### TASK INSTRUCTIONS
Go through the material below and copy each line where the word "JSON" appears.

Stored data
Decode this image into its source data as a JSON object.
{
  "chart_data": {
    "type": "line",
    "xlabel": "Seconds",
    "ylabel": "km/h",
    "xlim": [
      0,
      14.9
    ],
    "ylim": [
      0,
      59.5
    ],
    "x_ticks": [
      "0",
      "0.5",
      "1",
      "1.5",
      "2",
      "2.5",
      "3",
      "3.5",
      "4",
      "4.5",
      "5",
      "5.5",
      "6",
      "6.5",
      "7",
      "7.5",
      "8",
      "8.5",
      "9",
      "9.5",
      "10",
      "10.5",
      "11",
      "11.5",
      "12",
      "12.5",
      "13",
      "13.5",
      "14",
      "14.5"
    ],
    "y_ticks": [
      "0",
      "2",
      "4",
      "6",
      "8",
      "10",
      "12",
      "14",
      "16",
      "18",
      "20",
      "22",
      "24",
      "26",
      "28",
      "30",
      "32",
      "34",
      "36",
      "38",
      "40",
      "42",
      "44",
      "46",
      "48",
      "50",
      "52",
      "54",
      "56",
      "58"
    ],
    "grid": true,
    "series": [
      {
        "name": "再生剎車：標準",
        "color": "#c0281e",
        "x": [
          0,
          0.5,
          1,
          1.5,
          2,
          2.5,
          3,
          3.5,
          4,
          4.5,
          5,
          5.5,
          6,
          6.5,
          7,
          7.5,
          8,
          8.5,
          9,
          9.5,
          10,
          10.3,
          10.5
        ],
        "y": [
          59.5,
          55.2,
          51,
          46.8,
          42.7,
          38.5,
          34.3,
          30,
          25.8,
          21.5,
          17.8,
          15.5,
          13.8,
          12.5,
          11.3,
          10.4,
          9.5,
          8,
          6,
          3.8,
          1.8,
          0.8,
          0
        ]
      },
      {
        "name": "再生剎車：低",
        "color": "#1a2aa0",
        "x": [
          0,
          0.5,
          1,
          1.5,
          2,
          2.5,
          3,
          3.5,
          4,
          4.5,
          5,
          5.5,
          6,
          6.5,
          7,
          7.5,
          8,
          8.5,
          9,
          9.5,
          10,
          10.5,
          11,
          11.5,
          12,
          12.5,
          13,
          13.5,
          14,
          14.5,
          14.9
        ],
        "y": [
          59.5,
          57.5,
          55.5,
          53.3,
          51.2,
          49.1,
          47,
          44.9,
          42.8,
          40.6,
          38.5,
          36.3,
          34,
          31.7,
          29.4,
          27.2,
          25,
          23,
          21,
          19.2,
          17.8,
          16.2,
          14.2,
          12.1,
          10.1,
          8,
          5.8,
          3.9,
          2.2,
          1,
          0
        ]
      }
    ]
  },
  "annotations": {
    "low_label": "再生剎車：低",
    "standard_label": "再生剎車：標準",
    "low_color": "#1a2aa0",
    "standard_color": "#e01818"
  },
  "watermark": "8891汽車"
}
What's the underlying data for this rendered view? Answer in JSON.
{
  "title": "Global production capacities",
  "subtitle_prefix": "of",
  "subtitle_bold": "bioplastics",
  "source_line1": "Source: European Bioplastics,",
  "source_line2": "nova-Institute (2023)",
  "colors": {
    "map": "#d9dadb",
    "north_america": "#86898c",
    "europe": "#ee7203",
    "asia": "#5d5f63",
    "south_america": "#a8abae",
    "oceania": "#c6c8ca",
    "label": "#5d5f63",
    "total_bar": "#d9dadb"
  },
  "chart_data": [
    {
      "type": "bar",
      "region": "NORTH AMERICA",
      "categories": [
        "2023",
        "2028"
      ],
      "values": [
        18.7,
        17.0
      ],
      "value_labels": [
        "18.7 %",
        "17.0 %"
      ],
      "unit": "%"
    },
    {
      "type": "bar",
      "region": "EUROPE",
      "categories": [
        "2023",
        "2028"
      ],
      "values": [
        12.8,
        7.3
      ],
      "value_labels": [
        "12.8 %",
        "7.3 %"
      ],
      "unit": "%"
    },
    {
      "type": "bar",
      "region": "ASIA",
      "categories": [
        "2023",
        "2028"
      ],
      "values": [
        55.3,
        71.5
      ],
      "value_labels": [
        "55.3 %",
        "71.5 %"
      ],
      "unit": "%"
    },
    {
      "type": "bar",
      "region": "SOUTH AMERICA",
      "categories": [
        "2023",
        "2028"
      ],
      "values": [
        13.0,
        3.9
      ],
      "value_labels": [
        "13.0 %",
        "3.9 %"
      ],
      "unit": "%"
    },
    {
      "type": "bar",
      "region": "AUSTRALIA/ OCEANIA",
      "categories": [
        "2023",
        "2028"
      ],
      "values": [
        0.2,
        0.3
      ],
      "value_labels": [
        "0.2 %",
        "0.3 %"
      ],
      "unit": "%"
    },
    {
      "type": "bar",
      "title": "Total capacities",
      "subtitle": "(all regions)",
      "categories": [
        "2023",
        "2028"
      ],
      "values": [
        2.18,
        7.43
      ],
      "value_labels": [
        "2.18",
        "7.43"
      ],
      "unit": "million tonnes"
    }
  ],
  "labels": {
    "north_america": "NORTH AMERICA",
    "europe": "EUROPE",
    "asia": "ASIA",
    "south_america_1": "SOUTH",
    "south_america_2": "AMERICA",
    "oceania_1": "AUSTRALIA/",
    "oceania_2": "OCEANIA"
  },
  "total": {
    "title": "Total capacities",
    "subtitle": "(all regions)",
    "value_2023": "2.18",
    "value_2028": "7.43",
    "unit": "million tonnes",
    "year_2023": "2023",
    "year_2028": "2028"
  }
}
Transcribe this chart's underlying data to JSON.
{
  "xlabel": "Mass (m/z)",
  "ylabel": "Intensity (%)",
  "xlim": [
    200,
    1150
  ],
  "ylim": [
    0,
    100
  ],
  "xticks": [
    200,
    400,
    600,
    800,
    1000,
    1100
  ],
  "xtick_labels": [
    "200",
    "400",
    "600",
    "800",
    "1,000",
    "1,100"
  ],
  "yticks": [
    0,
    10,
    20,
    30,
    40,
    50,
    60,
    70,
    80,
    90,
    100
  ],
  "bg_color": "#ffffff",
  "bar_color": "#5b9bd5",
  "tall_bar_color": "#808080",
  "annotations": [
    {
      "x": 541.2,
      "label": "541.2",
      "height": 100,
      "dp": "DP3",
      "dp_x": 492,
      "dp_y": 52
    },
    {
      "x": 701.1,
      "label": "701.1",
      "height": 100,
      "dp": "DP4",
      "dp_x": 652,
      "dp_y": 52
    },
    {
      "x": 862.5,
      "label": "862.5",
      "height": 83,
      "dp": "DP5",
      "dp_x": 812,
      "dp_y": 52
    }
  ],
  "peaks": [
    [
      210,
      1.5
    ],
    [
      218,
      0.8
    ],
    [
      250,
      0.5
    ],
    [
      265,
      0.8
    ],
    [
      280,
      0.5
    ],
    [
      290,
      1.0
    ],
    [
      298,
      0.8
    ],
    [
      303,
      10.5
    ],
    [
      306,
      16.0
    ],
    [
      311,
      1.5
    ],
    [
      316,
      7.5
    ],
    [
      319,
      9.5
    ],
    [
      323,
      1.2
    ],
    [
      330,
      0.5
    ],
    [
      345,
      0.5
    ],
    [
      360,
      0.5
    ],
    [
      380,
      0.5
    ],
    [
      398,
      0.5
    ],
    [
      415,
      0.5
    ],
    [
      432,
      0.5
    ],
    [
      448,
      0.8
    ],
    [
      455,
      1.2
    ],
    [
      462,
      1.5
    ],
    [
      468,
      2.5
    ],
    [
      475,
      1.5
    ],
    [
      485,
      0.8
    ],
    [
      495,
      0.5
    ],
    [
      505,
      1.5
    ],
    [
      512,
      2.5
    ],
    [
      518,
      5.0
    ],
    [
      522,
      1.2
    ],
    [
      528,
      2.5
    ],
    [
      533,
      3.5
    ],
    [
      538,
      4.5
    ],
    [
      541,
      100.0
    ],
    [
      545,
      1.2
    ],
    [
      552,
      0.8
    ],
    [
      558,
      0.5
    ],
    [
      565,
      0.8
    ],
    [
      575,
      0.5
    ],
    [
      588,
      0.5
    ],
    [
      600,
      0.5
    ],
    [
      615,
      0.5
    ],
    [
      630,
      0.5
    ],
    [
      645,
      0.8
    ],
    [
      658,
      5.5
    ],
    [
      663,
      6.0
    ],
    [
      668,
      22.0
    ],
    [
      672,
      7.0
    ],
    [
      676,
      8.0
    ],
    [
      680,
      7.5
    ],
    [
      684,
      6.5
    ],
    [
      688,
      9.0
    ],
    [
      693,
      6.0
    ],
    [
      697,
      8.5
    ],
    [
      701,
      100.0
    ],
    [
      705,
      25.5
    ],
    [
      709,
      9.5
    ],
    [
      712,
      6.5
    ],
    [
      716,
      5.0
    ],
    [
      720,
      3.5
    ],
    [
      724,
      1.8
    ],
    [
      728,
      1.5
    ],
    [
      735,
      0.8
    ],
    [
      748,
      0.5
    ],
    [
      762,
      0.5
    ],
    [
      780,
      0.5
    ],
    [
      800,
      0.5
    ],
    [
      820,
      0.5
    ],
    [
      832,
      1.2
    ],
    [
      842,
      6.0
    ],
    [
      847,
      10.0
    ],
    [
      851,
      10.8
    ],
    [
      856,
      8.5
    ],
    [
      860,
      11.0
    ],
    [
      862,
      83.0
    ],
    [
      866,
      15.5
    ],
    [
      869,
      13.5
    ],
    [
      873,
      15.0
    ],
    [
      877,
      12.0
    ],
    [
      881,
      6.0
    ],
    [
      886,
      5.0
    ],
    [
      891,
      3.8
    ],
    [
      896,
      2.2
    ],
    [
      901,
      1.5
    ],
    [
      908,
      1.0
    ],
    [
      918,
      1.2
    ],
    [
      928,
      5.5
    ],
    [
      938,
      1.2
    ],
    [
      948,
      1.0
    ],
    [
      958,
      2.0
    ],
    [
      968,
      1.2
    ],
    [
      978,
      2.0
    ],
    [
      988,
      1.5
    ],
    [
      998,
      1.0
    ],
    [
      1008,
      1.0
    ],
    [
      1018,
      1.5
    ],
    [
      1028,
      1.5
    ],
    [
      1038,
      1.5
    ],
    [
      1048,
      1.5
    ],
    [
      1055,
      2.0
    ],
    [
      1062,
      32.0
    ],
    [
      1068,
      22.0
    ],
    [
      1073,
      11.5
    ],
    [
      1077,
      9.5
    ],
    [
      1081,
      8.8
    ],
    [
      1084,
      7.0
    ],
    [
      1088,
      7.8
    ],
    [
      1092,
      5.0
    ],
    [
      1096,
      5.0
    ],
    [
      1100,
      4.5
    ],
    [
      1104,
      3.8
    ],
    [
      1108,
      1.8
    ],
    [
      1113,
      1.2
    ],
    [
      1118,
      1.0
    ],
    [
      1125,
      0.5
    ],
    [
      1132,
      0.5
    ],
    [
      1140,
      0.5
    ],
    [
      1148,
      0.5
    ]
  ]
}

### ANSWER TO THE PROBLEM
Decode this image into its source data as a JSON object.
What's the underlying data for this rendered view? Answer in JSON.
Transcribe this chart's underlying data to JSON.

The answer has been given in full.